(Data records)
● ● ● ● ● ● ●

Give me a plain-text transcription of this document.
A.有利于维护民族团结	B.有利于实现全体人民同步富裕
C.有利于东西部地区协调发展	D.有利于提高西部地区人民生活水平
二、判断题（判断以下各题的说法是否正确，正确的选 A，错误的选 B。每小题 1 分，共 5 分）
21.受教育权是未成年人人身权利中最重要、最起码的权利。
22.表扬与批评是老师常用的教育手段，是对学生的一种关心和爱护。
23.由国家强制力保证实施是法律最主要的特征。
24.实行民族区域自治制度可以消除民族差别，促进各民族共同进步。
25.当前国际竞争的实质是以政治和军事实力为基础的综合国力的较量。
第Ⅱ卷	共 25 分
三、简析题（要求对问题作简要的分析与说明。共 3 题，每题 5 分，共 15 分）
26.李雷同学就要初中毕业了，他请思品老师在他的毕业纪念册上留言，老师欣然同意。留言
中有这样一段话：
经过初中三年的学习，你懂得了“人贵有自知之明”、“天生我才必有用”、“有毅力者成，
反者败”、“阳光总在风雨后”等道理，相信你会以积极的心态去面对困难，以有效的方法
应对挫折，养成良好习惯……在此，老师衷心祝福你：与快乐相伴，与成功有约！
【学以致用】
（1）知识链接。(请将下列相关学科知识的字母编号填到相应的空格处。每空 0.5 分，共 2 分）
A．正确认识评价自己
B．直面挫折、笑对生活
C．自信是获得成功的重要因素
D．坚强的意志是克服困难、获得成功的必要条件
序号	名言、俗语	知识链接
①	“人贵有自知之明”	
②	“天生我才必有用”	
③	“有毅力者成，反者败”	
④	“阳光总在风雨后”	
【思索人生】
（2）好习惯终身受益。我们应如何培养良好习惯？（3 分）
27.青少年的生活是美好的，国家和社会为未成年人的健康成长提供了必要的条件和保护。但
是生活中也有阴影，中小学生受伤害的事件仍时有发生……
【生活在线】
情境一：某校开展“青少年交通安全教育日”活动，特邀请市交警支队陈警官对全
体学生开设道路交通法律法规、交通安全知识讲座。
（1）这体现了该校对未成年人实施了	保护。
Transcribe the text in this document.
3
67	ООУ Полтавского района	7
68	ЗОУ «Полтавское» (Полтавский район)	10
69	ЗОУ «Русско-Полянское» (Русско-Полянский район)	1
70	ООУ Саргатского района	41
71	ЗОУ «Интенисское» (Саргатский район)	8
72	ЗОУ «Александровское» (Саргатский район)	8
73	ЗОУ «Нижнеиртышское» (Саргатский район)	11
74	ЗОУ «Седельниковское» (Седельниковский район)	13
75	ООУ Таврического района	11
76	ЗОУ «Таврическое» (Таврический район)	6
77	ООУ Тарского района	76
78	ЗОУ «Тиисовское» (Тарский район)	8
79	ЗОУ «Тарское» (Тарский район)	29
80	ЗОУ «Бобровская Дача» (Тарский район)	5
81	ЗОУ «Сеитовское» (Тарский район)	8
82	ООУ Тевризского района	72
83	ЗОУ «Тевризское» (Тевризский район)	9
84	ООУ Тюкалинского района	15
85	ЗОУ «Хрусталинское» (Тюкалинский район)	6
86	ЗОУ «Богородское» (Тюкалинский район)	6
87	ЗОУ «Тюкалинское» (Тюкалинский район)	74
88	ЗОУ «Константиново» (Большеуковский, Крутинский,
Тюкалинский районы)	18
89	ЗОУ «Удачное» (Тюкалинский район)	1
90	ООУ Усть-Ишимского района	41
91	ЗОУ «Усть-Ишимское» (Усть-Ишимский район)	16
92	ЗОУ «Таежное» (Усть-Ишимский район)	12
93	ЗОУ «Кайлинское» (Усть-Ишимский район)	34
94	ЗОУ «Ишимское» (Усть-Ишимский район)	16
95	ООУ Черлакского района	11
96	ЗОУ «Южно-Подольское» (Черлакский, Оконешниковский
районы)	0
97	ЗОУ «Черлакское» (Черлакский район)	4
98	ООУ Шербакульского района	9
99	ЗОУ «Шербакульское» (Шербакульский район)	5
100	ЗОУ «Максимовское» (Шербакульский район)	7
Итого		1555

● ● ● ● ● ● ●

▸ **OBJECTIVE**: Using the material above, copy every line in which the string "Саргатский" occurs.

▸ **RESULT**:
71	ЗОУ «Интенисское» (Саргатский район)	8
72	ЗОУ «Александровское» (Саргатский район)	8
73	ЗОУ «Нижнеиртышское» (Саргатский район)	11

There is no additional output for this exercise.